*Supplied records:*
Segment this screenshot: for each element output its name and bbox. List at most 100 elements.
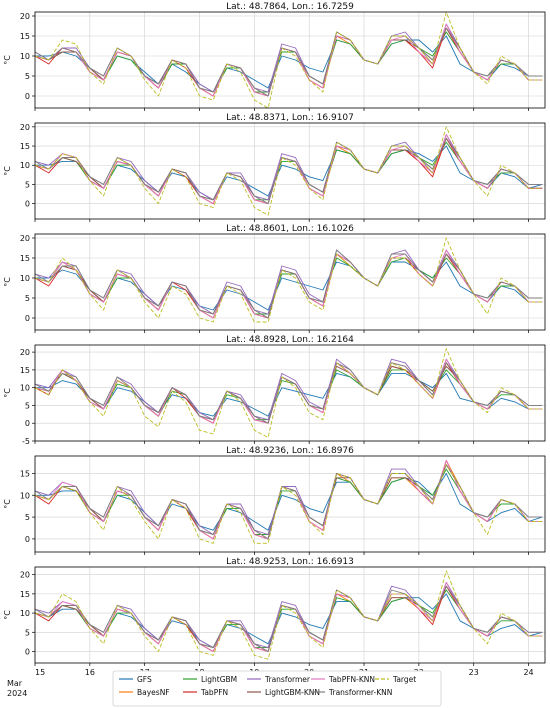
y-tick-label: 10 <box>20 609 30 618</box>
y-axis-label: °C <box>3 388 12 398</box>
panel-frame <box>34 233 546 331</box>
panel-6: Lat.: 48.9253, Lon.: 16.6913 0 5 10 15 20 °C <box>3 557 546 666</box>
series-line-bayesnf <box>35 27 543 97</box>
y-tick-label: 5 <box>25 513 30 522</box>
series-group <box>35 126 543 216</box>
panel-title: Lat.: 48.7864, Lon.: 16.7259 <box>226 2 354 12</box>
y-tick-label: 20 <box>20 123 30 132</box>
panel-frame <box>34 566 546 664</box>
y-tick-label: 5 <box>25 72 30 81</box>
legend-label: LightGBM-KNN <box>265 688 320 697</box>
legend-label: GFS <box>137 675 152 684</box>
series-line-lightgbm <box>35 589 543 649</box>
y-tick-label: 20 <box>20 234 30 243</box>
y-tick-label: 20 <box>20 571 30 580</box>
series-line-bayesnf <box>35 137 543 205</box>
y-axis-label: °C <box>3 166 12 176</box>
panel-title: Lat.: 48.9253, Lon.: 16.6913 <box>226 557 354 567</box>
series-group <box>35 348 543 438</box>
series-line-tabpfn <box>35 137 543 205</box>
y-tick-label: 5 <box>25 628 30 637</box>
series-line-lightgbm <box>35 141 543 201</box>
y-tick-label: 10 <box>20 384 30 393</box>
series-line-lightgbm <box>35 31 543 93</box>
y-tick-label: 0 <box>25 419 30 428</box>
series-line-target <box>35 348 543 438</box>
series-line-gfs <box>35 372 543 417</box>
y-tick-label: 15 <box>20 590 30 599</box>
y-tick-label: 0 <box>25 647 30 656</box>
series-line-target <box>35 464 543 544</box>
legend: GFS BayesNF LightGBM TabPFN Transformer Light… <box>112 670 442 707</box>
y-tick-label: 5 <box>25 294 30 303</box>
panel-title: Lat.: 48.8601, Lon.: 16.1026 <box>226 224 354 234</box>
y-axis-label: °C <box>3 55 12 65</box>
panels: Lat.: 48.7864, Lon.: 16.725905101520°CLa… <box>3 2 546 666</box>
series-line-bayesnf <box>35 585 543 652</box>
series-line-target <box>35 237 543 323</box>
series-line-gfs <box>35 145 543 201</box>
legend-label: Target <box>392 675 416 684</box>
series-line-tabpfn <box>35 585 543 652</box>
series-group <box>35 12 543 108</box>
x-date-caption: 2024 <box>7 689 27 698</box>
series-group <box>35 570 543 660</box>
y-tick-label: 15 <box>20 469 30 478</box>
y-tick-label: 20 <box>20 348 30 357</box>
series-line-lightgbm-knn <box>35 137 543 205</box>
x-tick-label: 16 <box>85 668 95 677</box>
panel-frame <box>34 122 546 220</box>
panel-4: Lat.: 48.8928, Lon.: 16.2164 -5 0 5 10 15 20 °C <box>3 335 546 446</box>
legend-label: LightGBM <box>201 675 237 684</box>
y-axis-label: °C <box>3 499 12 509</box>
y-tick-label: 5 <box>25 180 30 189</box>
series-line-lightgbm-knn <box>35 585 543 652</box>
x-tick-label: 23 <box>469 668 479 677</box>
series-line-transformer-knn <box>35 137 543 205</box>
y-axis-label: °C <box>3 277 12 287</box>
y-tick-label: 0 <box>25 535 30 544</box>
series-line-transformer-knn <box>35 249 543 319</box>
legend-label: TabPFN <box>200 688 228 697</box>
series-line-tabpfn <box>35 27 543 97</box>
panel-2: Lat.: 48.8371, Lon.: 16.9107 0 5 10 15 20 °C <box>3 113 546 222</box>
panel-3: Lat.: 48.8601, Lon.: 16.1026 0 5 10 15 20 °C <box>3 224 546 333</box>
y-tick-label: 20 <box>20 12 30 21</box>
panel-5: Lat.: 48.9236, Lon.: 16.8976 0 5 10 15 °C <box>3 446 546 555</box>
y-tick-label: 15 <box>20 142 30 151</box>
x-date-caption: Mar <box>7 679 23 688</box>
y-tick-label: 15 <box>20 254 30 263</box>
panel-title: Lat.: 48.8371, Lon.: 16.9107 <box>226 113 354 123</box>
series-line-target <box>35 126 543 216</box>
y-tick-label: 10 <box>20 274 30 283</box>
series-line-target <box>35 12 543 108</box>
series-line-transformer-knn <box>35 585 543 652</box>
y-tick-label: 0 <box>25 314 30 323</box>
y-tick-label: 15 <box>20 366 30 375</box>
y-tick-label: 10 <box>20 491 30 500</box>
x-tick-label: 15 <box>35 668 45 677</box>
panel-title: Lat.: 48.9236, Lon.: 16.8976 <box>226 446 354 456</box>
y-tick-label: -5 <box>22 437 30 446</box>
series-line-transformer-knn <box>35 27 543 97</box>
panel-1: Lat.: 48.7864, Lon.: 16.7259 0 5 10 15 20 °C <box>3 2 546 111</box>
series-line-gfs <box>35 593 543 649</box>
panel-title: Lat.: 48.8928, Lon.: 16.2164 <box>226 335 354 345</box>
series-line-transformer-knn <box>35 464 543 540</box>
series-line-gfs <box>35 473 543 531</box>
series-line-tabpfn-knn <box>35 358 543 424</box>
legend-label: Transformer <box>264 675 311 684</box>
series-line-tabpfn-knn <box>35 249 543 319</box>
legend-box <box>112 670 442 707</box>
series-line-gfs <box>35 261 543 311</box>
y-tick-label: 0 <box>25 200 30 209</box>
legend-label: TabPFN-KNN <box>328 675 375 684</box>
y-tick-label: 10 <box>20 161 30 170</box>
y-tick-label: 10 <box>20 52 30 61</box>
y-tick-label: 0 <box>25 92 30 101</box>
series-line-transformer-knn <box>35 362 543 424</box>
panel-frame <box>34 344 546 442</box>
series-line-lightgbm-knn <box>35 27 543 97</box>
series-line-target <box>35 570 543 660</box>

*What you have to do:* Reproduce all of the material above line for line, omitting the picture.

*Response below:*
Segment this screenshot: for each element output its name and bbox. List at most 100 elements.
y-tick-label: 10 <box>20 609 30 618</box>
y-axis-label: °C <box>3 388 12 398</box>
panel-frame <box>34 233 546 331</box>
panel-6: Lat.: 48.9253, Lon.: 16.6913 0 5 10 15 20 °C <box>3 557 546 666</box>
series-line-bayesnf <box>35 27 543 97</box>
y-tick-label: 5 <box>25 513 30 522</box>
series-group <box>35 126 543 216</box>
panel-title: Lat.: 48.7864, Lon.: 16.7259 <box>226 2 354 12</box>
y-tick-label: 20 <box>20 123 30 132</box>
panel-frame <box>34 566 546 664</box>
y-tick-label: 5 <box>25 72 30 81</box>
legend-label: LightGBM-KNN <box>265 688 320 697</box>
legend-label: GFS <box>137 675 152 684</box>
series-line-lightgbm <box>35 589 543 649</box>
y-tick-label: 20 <box>20 234 30 243</box>
y-tick-label: 20 <box>20 571 30 580</box>
series-line-bayesnf <box>35 137 543 205</box>
y-axis-label: °C <box>3 166 12 176</box>
panel-title: Lat.: 48.9253, Lon.: 16.6913 <box>226 557 354 567</box>
series-group <box>35 348 543 438</box>
series-line-tabpfn <box>35 137 543 205</box>
y-tick-label: 5 <box>25 628 30 637</box>
series-line-lightgbm <box>35 141 543 201</box>
y-tick-label: 10 <box>20 384 30 393</box>
series-line-lightgbm <box>35 31 543 93</box>
y-tick-label: 0 <box>25 419 30 428</box>
series-line-target <box>35 348 543 438</box>
series-line-gfs <box>35 372 543 417</box>
y-tick-label: 15 <box>20 590 30 599</box>
y-tick-label: 0 <box>25 647 30 656</box>
series-line-target <box>35 464 543 544</box>
legend: GFS BayesNF LightGBM TabPFN Transformer Light… <box>112 670 442 707</box>
y-tick-label: 5 <box>25 294 30 303</box>
panel-title: Lat.: 48.8601, Lon.: 16.1026 <box>226 224 354 234</box>
y-axis-label: °C <box>3 55 12 65</box>
panels: Lat.: 48.7864, Lon.: 16.725905101520°CLa… <box>3 2 546 666</box>
series-line-bayesnf <box>35 585 543 652</box>
series-line-target <box>35 237 543 323</box>
series-line-gfs <box>35 145 543 201</box>
legend-label: Target <box>392 675 416 684</box>
series-line-tabpfn <box>35 585 543 652</box>
series-group <box>35 12 543 108</box>
x-date-caption: 2024 <box>7 689 27 698</box>
series-group <box>35 570 543 660</box>
y-tick-label: 15 <box>20 469 30 478</box>
y-tick-label: 20 <box>20 348 30 357</box>
series-line-lightgbm-knn <box>35 137 543 205</box>
x-tick-label: 16 <box>85 668 95 677</box>
panel-frame <box>34 122 546 220</box>
panel-4: Lat.: 48.8928, Lon.: 16.2164 -5 0 5 10 15 20 °C <box>3 335 546 446</box>
legend-label: LightGBM <box>201 675 237 684</box>
y-axis-label: °C <box>3 499 12 509</box>
y-tick-label: 5 <box>25 180 30 189</box>
series-line-lightgbm-knn <box>35 585 543 652</box>
x-tick-label: 23 <box>469 668 479 677</box>
series-line-transformer-knn <box>35 137 543 205</box>
y-axis-label: °C <box>3 277 12 287</box>
y-tick-label: 0 <box>25 535 30 544</box>
series-line-transformer-knn <box>35 249 543 319</box>
legend-label: TabPFN <box>200 688 228 697</box>
series-line-tabpfn <box>35 27 543 97</box>
panel-2: Lat.: 48.8371, Lon.: 16.9107 0 5 10 15 20 °C <box>3 113 546 222</box>
panel-3: Lat.: 48.8601, Lon.: 16.1026 0 5 10 15 20 °C <box>3 224 546 333</box>
y-tick-label: 20 <box>20 12 30 21</box>
panel-5: Lat.: 48.9236, Lon.: 16.8976 0 5 10 15 °C <box>3 446 546 555</box>
y-tick-label: 15 <box>20 142 30 151</box>
x-date-caption: Mar <box>7 679 23 688</box>
y-tick-label: 15 <box>20 254 30 263</box>
panel-title: Lat.: 48.8371, Lon.: 16.9107 <box>226 113 354 123</box>
series-line-target <box>35 126 543 216</box>
y-tick-label: 10 <box>20 274 30 283</box>
series-line-target <box>35 12 543 108</box>
series-line-transformer-knn <box>35 585 543 652</box>
y-tick-label: 0 <box>25 314 30 323</box>
y-tick-label: 15 <box>20 366 30 375</box>
y-tick-label: 10 <box>20 491 30 500</box>
x-tick-label: 15 <box>35 668 45 677</box>
panel-title: Lat.: 48.9236, Lon.: 16.8976 <box>226 446 354 456</box>
y-tick-label: -5 <box>22 437 30 446</box>
series-line-transformer-knn <box>35 27 543 97</box>
panel-1: Lat.: 48.7864, Lon.: 16.7259 0 5 10 15 20 °C <box>3 2 546 111</box>
series-line-gfs <box>35 593 543 649</box>
panel-title: Lat.: 48.8928, Lon.: 16.2164 <box>226 335 354 345</box>
series-line-transformer-knn <box>35 464 543 540</box>
series-line-gfs <box>35 473 543 531</box>
series-line-tabpfn-knn <box>35 358 543 424</box>
legend-label: Transformer <box>264 675 311 684</box>
series-line-tabpfn-knn <box>35 249 543 319</box>
legend-box <box>112 670 442 707</box>
series-line-gfs <box>35 261 543 311</box>
y-tick-label: 0 <box>25 200 30 209</box>
legend-label: TabPFN-KNN <box>328 675 375 684</box>
y-tick-label: 10 <box>20 161 30 170</box>
y-tick-label: 10 <box>20 52 30 61</box>
y-tick-label: 0 <box>25 92 30 101</box>
series-line-transformer-knn <box>35 362 543 424</box>
panel-frame <box>34 344 546 442</box>
series-line-lightgbm-knn <box>35 27 543 97</box>
series-line-target <box>35 570 543 660</box>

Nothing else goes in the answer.